**REQUIREMENT**
Copy every line of the data that contains the string "Rotate".

[Data items]
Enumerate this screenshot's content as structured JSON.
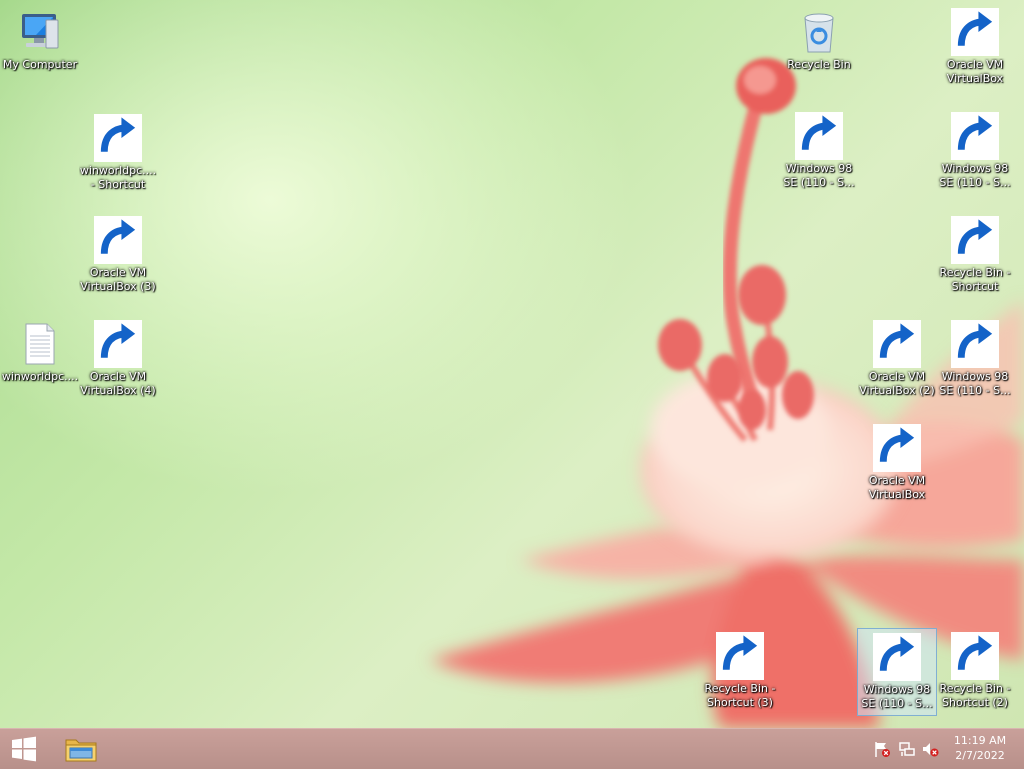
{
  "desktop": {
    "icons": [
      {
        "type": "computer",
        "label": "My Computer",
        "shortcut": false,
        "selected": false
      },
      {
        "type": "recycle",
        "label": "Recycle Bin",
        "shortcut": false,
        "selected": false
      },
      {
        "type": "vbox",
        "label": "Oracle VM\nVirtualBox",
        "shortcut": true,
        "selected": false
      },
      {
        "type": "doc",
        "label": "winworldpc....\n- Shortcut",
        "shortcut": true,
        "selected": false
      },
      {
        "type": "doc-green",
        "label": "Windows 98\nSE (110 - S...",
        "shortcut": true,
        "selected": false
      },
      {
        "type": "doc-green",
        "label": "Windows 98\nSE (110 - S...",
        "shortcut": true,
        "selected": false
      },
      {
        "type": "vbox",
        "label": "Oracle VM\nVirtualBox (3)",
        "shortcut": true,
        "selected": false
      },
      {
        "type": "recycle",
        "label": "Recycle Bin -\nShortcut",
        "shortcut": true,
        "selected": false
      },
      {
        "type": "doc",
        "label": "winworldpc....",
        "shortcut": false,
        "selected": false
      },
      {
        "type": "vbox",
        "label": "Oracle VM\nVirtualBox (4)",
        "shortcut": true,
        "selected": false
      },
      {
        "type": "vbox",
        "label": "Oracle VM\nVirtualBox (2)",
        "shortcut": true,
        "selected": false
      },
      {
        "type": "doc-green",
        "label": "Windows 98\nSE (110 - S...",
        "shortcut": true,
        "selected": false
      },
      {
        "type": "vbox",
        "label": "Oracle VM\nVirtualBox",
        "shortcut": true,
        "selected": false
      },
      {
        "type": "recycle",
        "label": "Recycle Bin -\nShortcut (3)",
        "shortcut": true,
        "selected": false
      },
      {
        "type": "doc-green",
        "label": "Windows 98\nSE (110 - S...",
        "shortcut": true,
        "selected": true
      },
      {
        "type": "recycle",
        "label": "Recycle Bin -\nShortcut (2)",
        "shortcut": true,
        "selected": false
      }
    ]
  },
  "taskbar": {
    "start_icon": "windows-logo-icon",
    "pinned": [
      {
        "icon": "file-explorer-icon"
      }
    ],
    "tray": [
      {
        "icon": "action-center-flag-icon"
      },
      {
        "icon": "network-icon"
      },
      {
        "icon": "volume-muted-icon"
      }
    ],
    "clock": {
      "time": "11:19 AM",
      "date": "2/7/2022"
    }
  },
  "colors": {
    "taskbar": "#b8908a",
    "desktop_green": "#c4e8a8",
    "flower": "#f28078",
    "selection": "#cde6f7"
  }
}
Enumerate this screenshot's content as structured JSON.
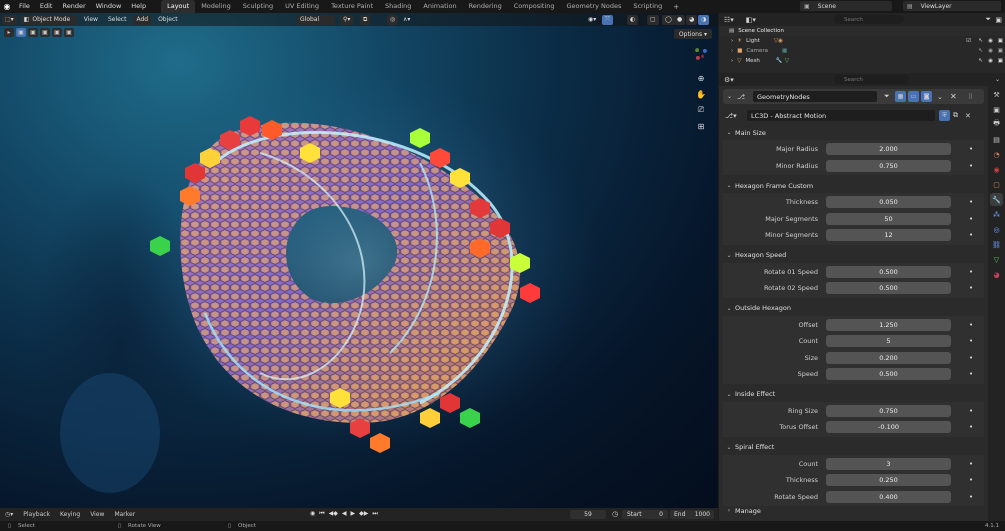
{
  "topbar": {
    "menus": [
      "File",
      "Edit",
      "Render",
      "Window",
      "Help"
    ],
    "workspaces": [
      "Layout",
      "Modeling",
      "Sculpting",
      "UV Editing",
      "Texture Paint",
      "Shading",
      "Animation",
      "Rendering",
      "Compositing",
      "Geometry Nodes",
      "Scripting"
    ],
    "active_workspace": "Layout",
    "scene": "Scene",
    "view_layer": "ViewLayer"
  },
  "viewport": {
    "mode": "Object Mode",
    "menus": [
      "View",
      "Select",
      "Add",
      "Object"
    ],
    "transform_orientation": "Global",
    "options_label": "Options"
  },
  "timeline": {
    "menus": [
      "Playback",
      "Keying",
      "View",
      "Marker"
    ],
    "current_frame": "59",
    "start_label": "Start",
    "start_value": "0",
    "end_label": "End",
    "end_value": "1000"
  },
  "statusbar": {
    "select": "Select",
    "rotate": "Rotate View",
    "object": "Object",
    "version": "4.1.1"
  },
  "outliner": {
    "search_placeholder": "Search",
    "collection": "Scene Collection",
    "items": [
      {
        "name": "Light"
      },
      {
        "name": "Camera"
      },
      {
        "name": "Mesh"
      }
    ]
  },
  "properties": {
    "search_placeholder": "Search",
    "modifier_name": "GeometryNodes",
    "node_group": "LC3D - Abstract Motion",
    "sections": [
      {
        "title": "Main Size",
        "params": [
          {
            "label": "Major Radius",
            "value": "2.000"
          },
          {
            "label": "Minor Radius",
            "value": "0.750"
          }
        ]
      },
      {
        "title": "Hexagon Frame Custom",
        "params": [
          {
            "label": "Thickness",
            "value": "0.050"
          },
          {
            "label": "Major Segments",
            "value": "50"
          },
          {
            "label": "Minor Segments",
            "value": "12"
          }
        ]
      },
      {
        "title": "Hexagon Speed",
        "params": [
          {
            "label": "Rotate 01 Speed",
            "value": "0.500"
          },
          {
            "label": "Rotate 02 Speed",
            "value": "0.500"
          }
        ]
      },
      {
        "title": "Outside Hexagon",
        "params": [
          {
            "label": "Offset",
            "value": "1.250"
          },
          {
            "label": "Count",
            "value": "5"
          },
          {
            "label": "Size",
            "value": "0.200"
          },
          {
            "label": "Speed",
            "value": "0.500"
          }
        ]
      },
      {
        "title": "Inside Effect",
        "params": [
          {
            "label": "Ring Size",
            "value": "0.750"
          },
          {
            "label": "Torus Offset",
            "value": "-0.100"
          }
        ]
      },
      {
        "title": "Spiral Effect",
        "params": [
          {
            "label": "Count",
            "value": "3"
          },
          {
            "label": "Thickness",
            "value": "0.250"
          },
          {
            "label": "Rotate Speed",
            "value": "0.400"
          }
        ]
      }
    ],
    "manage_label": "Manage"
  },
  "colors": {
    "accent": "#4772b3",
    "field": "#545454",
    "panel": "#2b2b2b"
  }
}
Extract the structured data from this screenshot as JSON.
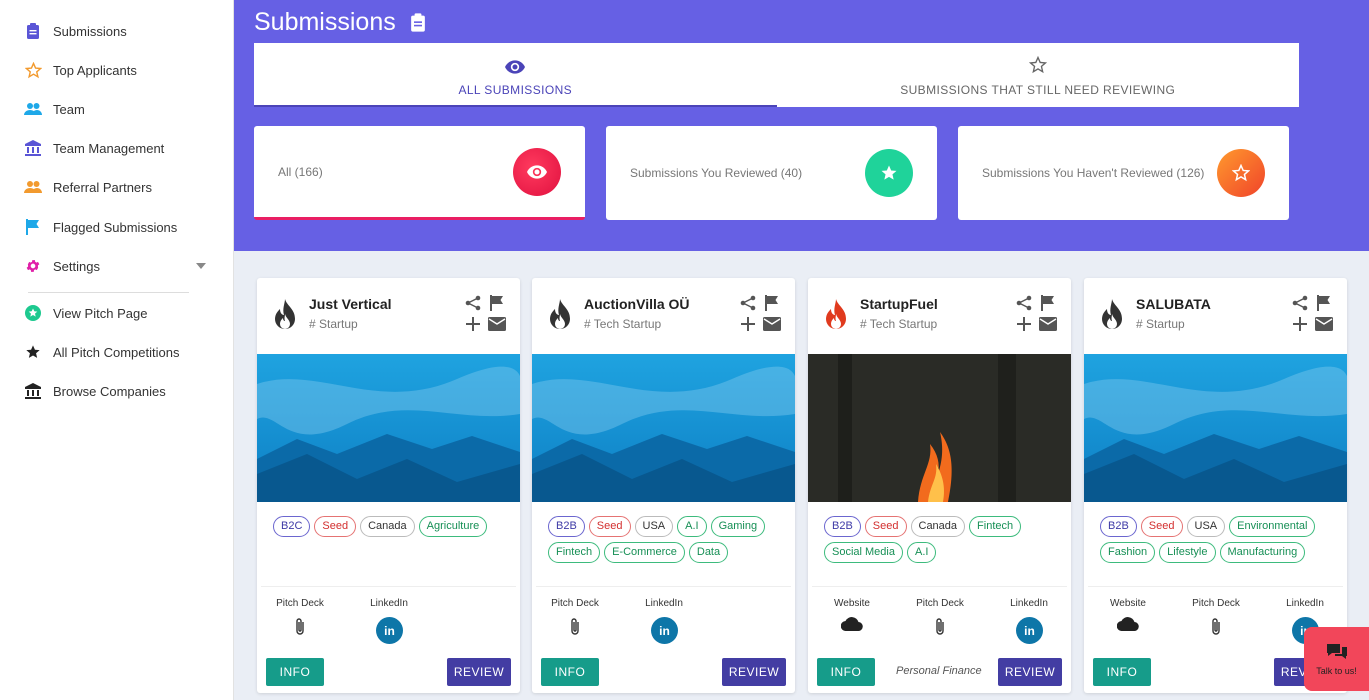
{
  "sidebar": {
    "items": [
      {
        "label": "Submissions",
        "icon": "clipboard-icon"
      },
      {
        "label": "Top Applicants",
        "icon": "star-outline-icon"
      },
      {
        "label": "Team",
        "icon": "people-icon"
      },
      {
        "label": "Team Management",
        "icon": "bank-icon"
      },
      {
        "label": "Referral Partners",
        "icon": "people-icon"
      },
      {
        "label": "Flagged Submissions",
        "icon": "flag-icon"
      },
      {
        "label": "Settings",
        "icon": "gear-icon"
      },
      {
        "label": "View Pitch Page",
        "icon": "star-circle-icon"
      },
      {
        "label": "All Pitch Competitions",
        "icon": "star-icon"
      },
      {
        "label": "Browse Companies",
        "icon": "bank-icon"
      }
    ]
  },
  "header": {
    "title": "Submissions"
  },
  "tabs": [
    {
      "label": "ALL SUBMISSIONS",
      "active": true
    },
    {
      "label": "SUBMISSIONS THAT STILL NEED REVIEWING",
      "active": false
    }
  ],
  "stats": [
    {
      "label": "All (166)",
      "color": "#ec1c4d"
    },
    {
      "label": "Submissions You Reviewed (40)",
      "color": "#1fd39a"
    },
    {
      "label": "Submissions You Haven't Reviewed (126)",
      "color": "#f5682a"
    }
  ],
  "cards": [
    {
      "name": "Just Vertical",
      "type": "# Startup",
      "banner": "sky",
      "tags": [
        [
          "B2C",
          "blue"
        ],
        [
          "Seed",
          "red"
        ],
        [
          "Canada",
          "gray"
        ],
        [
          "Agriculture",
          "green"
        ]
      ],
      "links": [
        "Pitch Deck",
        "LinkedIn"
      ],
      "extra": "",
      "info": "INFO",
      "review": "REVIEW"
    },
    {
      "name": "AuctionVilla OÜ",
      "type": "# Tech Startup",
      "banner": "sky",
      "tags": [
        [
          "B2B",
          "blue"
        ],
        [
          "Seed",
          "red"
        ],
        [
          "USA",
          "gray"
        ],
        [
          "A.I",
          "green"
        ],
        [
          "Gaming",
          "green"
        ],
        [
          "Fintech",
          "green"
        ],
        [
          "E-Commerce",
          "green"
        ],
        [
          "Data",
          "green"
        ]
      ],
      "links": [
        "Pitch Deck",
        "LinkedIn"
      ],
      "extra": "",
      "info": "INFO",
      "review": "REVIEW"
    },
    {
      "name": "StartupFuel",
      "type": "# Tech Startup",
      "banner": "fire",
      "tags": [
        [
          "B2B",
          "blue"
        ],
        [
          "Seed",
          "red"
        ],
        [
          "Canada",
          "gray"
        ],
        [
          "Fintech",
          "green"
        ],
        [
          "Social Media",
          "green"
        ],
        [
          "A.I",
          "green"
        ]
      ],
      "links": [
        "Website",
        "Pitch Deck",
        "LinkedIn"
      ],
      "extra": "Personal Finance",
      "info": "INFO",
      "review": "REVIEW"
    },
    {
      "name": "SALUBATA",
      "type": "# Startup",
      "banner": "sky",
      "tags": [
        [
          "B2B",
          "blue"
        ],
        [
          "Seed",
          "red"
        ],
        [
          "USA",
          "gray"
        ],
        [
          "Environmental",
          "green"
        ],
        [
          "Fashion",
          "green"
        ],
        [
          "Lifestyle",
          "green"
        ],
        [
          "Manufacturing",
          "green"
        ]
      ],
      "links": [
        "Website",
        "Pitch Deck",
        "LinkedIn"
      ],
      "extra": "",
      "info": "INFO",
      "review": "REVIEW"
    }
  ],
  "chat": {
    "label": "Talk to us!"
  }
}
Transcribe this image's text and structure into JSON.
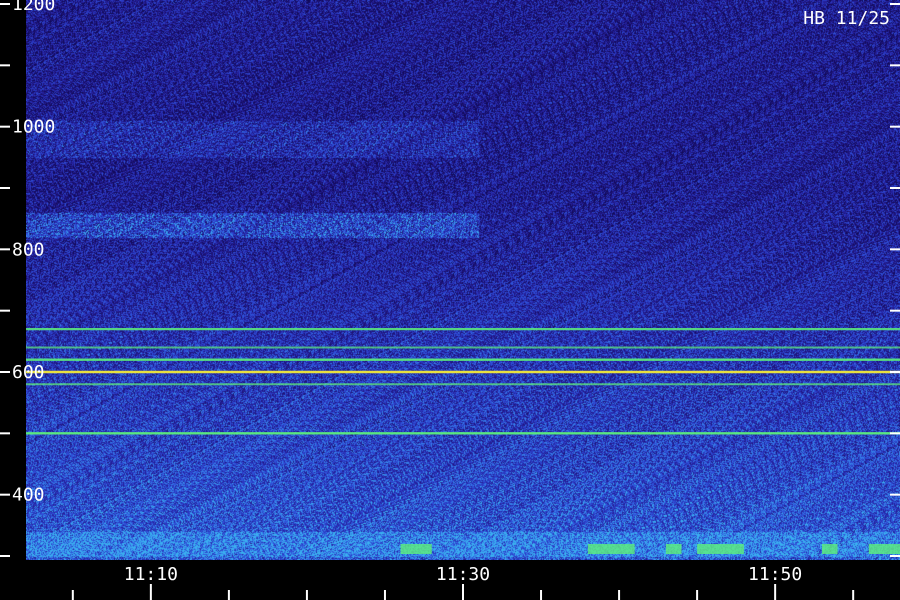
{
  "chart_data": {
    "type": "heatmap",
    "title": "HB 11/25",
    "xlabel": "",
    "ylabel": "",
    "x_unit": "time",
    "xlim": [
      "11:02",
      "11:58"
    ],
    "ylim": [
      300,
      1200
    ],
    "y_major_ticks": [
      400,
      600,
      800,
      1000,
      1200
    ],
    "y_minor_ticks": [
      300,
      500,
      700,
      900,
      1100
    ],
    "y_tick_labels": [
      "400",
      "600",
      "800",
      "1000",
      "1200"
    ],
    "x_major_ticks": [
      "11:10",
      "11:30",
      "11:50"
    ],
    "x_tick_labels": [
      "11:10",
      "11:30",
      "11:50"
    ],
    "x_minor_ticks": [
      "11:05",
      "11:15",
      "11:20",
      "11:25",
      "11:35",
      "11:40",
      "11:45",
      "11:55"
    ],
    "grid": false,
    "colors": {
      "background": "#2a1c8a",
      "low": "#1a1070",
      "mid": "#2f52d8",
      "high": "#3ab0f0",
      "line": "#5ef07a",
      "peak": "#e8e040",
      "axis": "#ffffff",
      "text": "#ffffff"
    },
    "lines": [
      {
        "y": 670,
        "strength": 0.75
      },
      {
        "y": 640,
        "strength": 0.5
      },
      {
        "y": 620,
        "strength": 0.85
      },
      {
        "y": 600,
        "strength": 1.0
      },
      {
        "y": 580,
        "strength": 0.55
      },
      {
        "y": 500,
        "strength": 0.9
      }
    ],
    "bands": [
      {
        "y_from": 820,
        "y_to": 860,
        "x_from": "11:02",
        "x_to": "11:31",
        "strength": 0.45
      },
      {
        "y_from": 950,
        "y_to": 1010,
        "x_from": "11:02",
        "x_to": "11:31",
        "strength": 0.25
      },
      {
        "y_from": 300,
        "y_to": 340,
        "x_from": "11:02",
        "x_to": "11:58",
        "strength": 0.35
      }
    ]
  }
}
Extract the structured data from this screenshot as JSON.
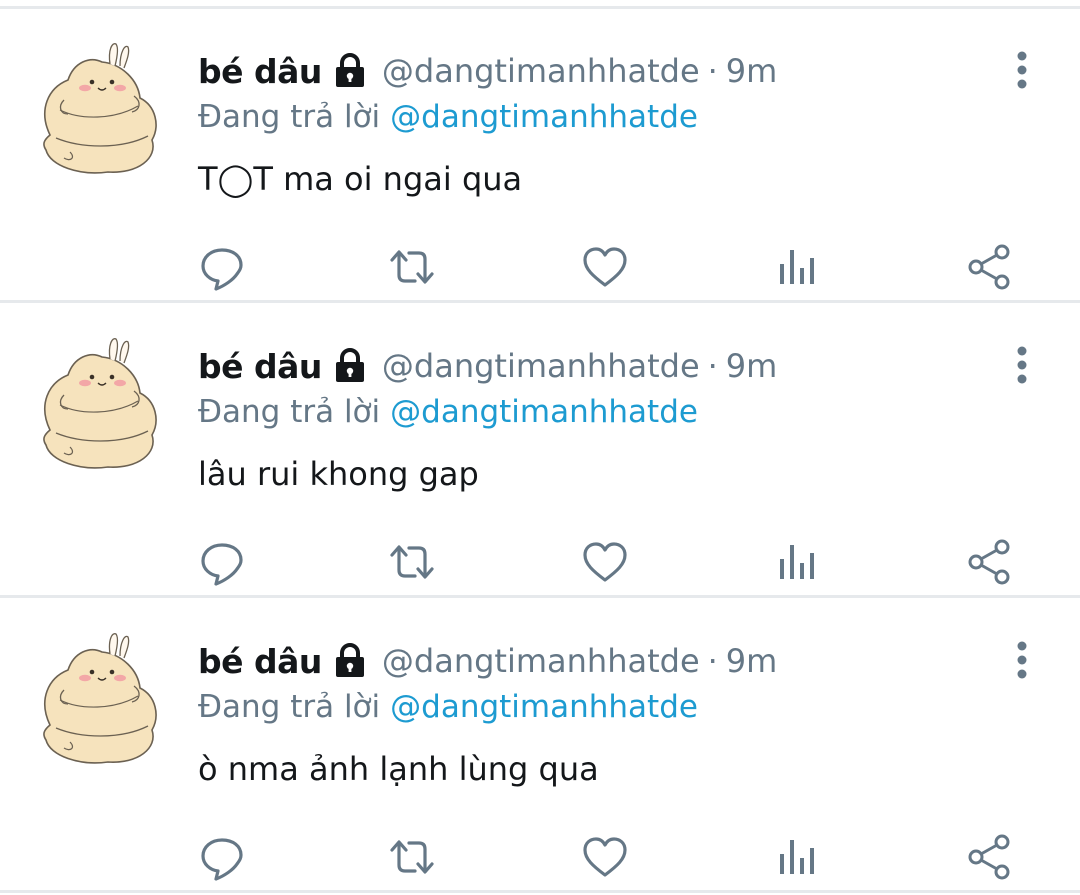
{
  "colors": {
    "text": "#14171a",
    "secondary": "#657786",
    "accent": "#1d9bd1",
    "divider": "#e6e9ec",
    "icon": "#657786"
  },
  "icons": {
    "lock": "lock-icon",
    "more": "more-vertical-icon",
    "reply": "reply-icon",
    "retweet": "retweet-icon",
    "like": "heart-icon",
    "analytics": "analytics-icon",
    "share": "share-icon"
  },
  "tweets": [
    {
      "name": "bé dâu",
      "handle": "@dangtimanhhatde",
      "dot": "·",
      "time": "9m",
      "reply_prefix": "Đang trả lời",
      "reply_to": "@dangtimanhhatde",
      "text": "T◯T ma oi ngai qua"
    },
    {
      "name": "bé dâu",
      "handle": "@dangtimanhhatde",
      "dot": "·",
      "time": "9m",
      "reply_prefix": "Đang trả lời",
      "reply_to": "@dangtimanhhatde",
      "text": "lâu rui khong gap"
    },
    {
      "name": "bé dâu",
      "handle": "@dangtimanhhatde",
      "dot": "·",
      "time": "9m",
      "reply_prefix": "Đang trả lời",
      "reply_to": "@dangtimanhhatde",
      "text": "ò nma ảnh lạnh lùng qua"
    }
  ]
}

**FINAL ANSWER**
    "rotate": "Rotate View",
            "label": "Rotate 01 Speed",
            "label": "Rotate 02 Speed",
            "label": "Rotate Speed",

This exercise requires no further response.